[Annotated element entries]
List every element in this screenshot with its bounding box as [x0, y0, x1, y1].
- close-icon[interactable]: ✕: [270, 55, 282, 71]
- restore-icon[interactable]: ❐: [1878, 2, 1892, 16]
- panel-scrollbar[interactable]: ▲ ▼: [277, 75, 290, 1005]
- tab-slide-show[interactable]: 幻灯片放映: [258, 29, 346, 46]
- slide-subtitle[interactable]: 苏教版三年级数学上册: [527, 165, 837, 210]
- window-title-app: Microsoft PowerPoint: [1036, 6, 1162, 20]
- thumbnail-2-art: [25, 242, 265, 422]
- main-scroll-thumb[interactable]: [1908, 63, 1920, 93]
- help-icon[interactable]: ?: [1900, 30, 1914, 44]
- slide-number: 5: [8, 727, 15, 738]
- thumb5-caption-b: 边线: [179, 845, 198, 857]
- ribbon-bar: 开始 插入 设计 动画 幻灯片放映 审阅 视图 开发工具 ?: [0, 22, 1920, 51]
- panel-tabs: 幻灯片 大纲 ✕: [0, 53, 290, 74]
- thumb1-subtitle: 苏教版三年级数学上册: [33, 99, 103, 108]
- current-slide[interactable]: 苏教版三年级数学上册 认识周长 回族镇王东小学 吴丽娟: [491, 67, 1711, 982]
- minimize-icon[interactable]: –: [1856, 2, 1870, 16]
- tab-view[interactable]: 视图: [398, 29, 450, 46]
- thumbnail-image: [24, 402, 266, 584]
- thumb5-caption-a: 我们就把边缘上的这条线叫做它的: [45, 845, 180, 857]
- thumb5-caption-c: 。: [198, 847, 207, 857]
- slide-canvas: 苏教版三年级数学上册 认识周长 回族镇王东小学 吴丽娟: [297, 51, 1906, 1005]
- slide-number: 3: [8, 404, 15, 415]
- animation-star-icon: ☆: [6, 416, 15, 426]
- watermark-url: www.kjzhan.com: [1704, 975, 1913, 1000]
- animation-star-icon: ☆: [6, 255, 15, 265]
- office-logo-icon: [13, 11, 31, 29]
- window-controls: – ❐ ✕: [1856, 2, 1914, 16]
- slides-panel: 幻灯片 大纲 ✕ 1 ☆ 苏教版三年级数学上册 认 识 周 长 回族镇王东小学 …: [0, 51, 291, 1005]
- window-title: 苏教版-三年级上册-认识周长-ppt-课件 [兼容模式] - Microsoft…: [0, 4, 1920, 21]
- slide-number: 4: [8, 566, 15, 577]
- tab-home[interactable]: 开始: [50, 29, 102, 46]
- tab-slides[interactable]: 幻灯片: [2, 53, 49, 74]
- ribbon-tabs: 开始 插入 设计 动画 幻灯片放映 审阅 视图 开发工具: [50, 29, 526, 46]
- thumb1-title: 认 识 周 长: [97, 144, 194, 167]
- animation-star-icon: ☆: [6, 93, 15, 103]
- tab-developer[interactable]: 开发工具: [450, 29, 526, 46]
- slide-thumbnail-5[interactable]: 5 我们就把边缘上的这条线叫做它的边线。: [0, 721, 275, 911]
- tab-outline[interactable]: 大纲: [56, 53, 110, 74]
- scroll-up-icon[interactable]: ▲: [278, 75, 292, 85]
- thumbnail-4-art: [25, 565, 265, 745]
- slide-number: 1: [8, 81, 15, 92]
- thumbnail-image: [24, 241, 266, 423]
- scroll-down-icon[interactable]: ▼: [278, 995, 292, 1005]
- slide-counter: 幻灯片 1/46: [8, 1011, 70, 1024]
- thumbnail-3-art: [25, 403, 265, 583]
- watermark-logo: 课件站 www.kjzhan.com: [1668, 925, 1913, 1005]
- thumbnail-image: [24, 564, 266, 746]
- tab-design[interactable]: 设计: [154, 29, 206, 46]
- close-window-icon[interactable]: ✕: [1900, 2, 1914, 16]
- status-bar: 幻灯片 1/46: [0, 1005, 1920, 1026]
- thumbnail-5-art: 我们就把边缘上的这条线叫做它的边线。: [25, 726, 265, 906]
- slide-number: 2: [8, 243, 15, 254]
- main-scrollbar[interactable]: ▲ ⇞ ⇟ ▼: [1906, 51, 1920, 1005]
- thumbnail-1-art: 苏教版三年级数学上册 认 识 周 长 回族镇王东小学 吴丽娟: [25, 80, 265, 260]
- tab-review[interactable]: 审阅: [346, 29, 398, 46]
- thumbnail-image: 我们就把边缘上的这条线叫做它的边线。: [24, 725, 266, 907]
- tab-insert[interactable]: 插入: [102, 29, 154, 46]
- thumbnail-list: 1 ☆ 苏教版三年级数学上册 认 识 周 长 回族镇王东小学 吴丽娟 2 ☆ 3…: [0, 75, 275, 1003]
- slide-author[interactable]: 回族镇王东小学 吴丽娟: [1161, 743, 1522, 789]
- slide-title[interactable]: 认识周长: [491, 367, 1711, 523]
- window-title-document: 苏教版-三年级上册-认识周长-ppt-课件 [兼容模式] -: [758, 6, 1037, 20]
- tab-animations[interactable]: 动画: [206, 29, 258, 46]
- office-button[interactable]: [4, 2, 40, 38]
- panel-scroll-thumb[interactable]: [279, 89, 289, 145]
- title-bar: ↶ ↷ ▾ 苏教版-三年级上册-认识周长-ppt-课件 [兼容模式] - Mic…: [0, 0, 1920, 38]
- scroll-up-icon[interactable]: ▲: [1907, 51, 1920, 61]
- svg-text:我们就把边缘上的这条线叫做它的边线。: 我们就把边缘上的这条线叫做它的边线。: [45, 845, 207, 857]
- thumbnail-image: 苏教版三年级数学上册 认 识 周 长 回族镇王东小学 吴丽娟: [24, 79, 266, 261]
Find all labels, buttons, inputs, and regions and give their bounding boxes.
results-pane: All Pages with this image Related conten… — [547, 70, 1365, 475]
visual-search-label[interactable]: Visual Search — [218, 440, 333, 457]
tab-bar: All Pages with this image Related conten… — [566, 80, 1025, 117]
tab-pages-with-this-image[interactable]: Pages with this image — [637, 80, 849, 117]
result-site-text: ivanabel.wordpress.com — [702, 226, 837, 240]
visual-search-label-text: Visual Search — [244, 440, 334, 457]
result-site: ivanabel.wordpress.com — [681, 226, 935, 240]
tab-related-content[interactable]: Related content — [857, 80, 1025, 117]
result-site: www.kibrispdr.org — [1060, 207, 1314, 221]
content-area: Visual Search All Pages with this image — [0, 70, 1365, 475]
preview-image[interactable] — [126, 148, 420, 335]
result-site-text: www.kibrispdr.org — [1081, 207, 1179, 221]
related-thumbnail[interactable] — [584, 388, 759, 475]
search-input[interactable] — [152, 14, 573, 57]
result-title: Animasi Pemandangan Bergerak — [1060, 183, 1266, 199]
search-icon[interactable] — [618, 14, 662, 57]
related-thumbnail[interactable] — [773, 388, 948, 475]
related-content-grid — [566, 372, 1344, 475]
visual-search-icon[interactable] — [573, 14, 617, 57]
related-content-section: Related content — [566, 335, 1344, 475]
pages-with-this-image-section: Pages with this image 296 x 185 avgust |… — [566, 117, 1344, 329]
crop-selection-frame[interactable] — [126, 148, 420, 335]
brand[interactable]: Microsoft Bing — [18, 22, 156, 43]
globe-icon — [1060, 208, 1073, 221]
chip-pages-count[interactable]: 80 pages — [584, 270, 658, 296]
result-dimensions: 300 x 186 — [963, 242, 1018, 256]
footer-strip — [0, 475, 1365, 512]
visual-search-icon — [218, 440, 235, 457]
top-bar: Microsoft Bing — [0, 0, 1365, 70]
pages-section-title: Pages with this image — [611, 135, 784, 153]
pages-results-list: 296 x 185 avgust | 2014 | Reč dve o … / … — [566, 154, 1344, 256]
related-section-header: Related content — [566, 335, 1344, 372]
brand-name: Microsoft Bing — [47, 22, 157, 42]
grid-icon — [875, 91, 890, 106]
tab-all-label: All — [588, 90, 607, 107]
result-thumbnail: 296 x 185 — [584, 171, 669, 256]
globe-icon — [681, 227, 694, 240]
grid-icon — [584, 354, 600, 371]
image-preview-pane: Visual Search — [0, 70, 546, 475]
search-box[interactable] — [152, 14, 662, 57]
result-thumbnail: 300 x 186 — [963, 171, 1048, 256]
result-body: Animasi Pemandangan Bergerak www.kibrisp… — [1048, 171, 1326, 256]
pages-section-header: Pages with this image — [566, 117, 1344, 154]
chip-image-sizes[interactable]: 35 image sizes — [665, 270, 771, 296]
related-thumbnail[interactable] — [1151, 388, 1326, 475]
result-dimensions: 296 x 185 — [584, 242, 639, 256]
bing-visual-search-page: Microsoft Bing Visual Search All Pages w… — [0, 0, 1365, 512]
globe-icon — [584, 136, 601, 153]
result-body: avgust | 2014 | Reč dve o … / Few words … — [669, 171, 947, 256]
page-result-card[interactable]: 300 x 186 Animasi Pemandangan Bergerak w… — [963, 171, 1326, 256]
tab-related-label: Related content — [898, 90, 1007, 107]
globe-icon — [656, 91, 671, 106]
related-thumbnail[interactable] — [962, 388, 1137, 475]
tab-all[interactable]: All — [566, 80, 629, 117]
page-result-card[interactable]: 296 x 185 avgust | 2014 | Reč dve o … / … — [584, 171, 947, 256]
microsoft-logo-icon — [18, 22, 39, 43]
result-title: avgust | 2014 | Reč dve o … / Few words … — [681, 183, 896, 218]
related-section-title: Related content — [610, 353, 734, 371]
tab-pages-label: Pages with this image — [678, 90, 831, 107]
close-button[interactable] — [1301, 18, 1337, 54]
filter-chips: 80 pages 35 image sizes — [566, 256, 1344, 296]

[Written request]
Render the lines from the start of the records through the line containing "- tab-slides[interactable]: 幻灯片: [2, 53, 49, 74]" as a JSON list of strings, one string per line, omitting any blank lines and including nothing else.

[The solution]
[
  "List every element in this screenshot with its bounding box as [x0, y0, x1, y1].",
  "- close-icon[interactable]: ✕: [270, 55, 282, 71]",
  "- restore-icon[interactable]: ❐: [1878, 2, 1892, 16]",
  "- panel-scrollbar[interactable]: ▲ ▼: [277, 75, 290, 1005]",
  "- tab-slide-show[interactable]: 幻灯片放映: [258, 29, 346, 46]",
  "- slide-subtitle[interactable]: 苏教版三年级数学上册: [527, 165, 837, 210]",
  "- window-title-app: Microsoft PowerPoint: [1036, 6, 1162, 20]",
  "- thumbnail-2-art: [25, 242, 265, 422]",
  "- main-scroll-thumb[interactable]: [1908, 63, 1920, 93]",
  "- help-icon[interactable]: ?: [1900, 30, 1914, 44]",
  "- slide-number: 5: [8, 727, 15, 738]",
  "- thumb5-caption-b: 边线: [179, 845, 198, 857]",
  "- ribbon-bar: 开始 插入 设计 动画 幻灯片放映 审阅 视图 开发工具 ?: [0, 22, 1920, 51]",
  "- panel-tabs: 幻灯片 大纲 ✕: [0, 53, 290, 74]",
  "- thumb1-subtitle: 苏教版三年级数学上册: [33, 99, 103, 108]",
  "- current-slide[interactable]: 苏教版三年级数学上册 认识周长 回族镇王东小学 吴丽娟: [491, 67, 1711, 982]",
  "- minimize-icon[interactable]: –: [1856, 2, 1870, 16]",
  "- tab-view[interactable]: 视图: [398, 29, 450, 46]",
  "- thumbnail-image: [24, 402, 266, 584]",
  "- thumb5-caption-a: 我们就把边缘上的这条线叫做它的: [45, 845, 180, 857]",
  "- thumb5-caption-c: 。: [198, 847, 207, 857]",
  "- slide-canvas: 苏教版三年级数学上册 认识周长 回族镇王东小学 吴丽娟: [297, 51, 1906, 1005]",
  "- slide-number: 3: [8, 404, 15, 415]",
  "- animation-star-icon: ☆: [6, 416, 15, 426]",
  "- watermark-url: www.kjzhan.com: [1704, 975, 1913, 1000]",
  "- animation-star-icon: ☆: [6, 255, 15, 265]",
  "- office-logo-icon: [13, 11, 31, 29]",
  "- window-controls: – ❐ ✕: [1856, 2, 1914, 16]",
  "- slides-panel: 幻灯片 大纲 ✕ 1 ☆ 苏教版三年级数学上册 认 识 周 长 回族镇王东小学 …: [0, 51, 291, 1005]",
  "- window-title: 苏教版-三年级上册-认识周长-ppt-课件 [兼容模式] - Microsoft…: [0, 4, 1920, 21]",
  "- slide-number: 4: [8, 566, 15, 577]",
  "- tab-home[interactable]: 开始: [50, 29, 102, 46]",
  "- tab-slides[interactable]: 幻灯片: [2, 53, 49, 74]"
]